- [Aim of the exercise] Each entry that follows must be output without any deviation.

- [Excerpted data]
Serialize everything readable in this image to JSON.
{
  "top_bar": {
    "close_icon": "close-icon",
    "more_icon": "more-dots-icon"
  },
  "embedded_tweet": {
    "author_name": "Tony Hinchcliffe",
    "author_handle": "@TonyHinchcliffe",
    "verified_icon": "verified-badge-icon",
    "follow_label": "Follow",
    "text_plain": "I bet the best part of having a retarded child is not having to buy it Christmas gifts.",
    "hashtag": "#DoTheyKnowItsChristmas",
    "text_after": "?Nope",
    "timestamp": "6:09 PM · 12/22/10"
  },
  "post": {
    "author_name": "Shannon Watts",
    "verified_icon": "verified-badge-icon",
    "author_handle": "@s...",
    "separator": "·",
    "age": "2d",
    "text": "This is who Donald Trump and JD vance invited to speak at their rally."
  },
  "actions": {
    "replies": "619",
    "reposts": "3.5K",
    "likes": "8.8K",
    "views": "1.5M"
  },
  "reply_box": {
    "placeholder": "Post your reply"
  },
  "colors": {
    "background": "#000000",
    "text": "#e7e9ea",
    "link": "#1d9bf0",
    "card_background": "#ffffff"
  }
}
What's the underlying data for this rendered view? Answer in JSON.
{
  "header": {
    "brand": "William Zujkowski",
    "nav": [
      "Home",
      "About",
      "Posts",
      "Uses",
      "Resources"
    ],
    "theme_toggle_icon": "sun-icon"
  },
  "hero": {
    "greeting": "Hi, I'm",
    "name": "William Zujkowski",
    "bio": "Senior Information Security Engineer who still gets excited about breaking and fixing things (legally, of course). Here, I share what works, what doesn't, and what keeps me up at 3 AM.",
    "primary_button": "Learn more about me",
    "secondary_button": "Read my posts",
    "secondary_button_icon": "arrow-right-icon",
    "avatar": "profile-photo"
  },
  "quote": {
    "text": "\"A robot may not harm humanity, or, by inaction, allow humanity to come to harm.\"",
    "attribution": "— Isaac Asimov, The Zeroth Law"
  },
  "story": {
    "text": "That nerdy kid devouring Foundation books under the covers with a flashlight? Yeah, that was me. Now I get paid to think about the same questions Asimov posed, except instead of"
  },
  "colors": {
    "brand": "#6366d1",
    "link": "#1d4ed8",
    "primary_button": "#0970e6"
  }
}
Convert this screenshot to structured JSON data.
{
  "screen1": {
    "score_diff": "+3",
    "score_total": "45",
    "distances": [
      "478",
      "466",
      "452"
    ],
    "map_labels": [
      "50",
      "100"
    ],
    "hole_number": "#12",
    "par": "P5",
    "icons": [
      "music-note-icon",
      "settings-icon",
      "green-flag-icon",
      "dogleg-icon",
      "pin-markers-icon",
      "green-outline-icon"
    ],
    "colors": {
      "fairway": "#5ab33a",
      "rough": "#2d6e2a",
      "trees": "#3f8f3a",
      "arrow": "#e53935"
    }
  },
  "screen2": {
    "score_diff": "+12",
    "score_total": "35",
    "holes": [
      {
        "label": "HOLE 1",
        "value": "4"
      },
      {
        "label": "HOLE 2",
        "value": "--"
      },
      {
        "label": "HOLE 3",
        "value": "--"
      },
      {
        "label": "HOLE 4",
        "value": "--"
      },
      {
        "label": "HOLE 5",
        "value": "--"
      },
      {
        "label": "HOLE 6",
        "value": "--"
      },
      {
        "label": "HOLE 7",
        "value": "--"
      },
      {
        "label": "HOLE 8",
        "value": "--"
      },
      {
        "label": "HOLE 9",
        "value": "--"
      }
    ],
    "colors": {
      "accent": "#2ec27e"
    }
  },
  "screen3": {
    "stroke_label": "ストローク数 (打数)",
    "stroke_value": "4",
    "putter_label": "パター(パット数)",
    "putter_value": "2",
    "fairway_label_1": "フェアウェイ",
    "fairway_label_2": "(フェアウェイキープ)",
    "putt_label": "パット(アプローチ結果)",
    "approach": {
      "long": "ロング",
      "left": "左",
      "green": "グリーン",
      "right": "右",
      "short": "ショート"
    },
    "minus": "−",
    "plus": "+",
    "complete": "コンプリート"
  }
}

- [Solution to this problem]
Serialize everything readable in this image to JSON.
{
  "top_bar": {
    "close_icon": "close-icon",
    "more_icon": "more-dots-icon"
  },
  "embedded_tweet": {
    "author_name": "Tony Hinchcliffe",
    "author_handle": "@TonyHinchcliffe",
    "verified_icon": "verified-badge-icon",
    "follow_label": "Follow",
    "text_plain": "I bet the best part of having a retarded child is not having to buy it Christmas gifts.",
    "hashtag": "#DoTheyKnowItsChristmas",
    "text_after": "?Nope",
    "timestamp": "6:09 PM · 12/22/10"
  },
  "post": {
    "author_name": "Shannon Watts",
    "verified_icon": "verified-badge-icon",
    "author_handle": "@s...",
    "separator": "·",
    "age": "2d",
    "text": "This is who Donald Trump and JD vance invited to speak at their rally."
  },
  "actions": {
    "replies": "619",
    "reposts": "3.5K",
    "likes": "8.8K",
    "views": "1.5M"
  },
  "reply_box": {
    "placeholder": "Post your reply"
  },
  "colors": {
    "background": "#000000",
    "text": "#e7e9ea",
    "link": "#1d9bf0",
    "card_background": "#ffffff"
  }
}
What's the underlying data for this rendered view? Answer in JSON.
{
  "header": {
    "brand": "William Zujkowski",
    "nav": [
      "Home",
      "About",
      "Posts",
      "Uses",
      "Resources"
    ],
    "theme_toggle_icon": "sun-icon"
  },
  "hero": {
    "greeting": "Hi, I'm",
    "name": "William Zujkowski",
    "bio": "Senior Information Security Engineer who still gets excited about breaking and fixing things (legally, of course). Here, I share what works, what doesn't, and what keeps me up at 3 AM.",
    "primary_button": "Learn more about me",
    "secondary_button": "Read my posts",
    "secondary_button_icon": "arrow-right-icon",
    "avatar": "profile-photo"
  },
  "quote": {
    "text": "\"A robot may not harm humanity, or, by inaction, allow humanity to come to harm.\"",
    "attribution": "— Isaac Asimov, The Zeroth Law"
  },
  "story": {
    "text": "That nerdy kid devouring Foundation books under the covers with a flashlight? Yeah, that was me. Now I get paid to think about the same questions Asimov posed, except instead of"
  },
  "colors": {
    "brand": "#6366d1",
    "link": "#1d4ed8",
    "primary_button": "#0970e6"
  }
}
Convert this screenshot to structured JSON data.
{
  "screen1": {
    "score_diff": "+3",
    "score_total": "45",
    "distances": [
      "478",
      "466",
      "452"
    ],
    "map_labels": [
      "50",
      "100"
    ],
    "hole_number": "#12",
    "par": "P5",
    "icons": [
      "music-note-icon",
      "settings-icon",
      "green-flag-icon",
      "dogleg-icon",
      "pin-markers-icon",
      "green-outline-icon"
    ],
    "colors": {
      "fairway": "#5ab33a",
      "rough": "#2d6e2a",
      "trees": "#3f8f3a",
      "arrow": "#e53935"
    }
  },
  "screen2": {
    "score_diff": "+12",
    "score_total": "35",
    "holes": [
      {
        "label": "HOLE 1",
        "value": "4"
      },
      {
        "label": "HOLE 2",
        "value": "--"
      },
      {
        "label": "HOLE 3",
        "value": "--"
      },
      {
        "label": "HOLE 4",
        "value": "--"
      },
      {
        "label": "HOLE 5",
        "value": "--"
      },
      {
        "label": "HOLE 6",
        "value": "--"
      },
      {
        "label": "HOLE 7",
        "value": "--"
      },
      {
        "label": "HOLE 8",
        "value": "--"
      },
      {
        "label": "HOLE 9",
        "value": "--"
      }
    ],
    "colors": {
      "accent": "#2ec27e"
    }
  },
  "screen3": {
    "stroke_label": "ストローク数 (打数)",
    "stroke_value": "4",
    "putter_label": "パター(パット数)",
    "putter_value": "2",
    "fairway_label_1": "フェアウェイ",
    "fairway_label_2": "(フェアウェイキープ)",
    "putt_label": "パット(アプローチ結果)",
    "approach": {
      "long": "ロング",
      "left": "左",
      "green": "グリーン",
      "right": "右",
      "short": "ショート"
    },
    "minus": "−",
    "plus": "+",
    "complete": "コンプリート"
  }
}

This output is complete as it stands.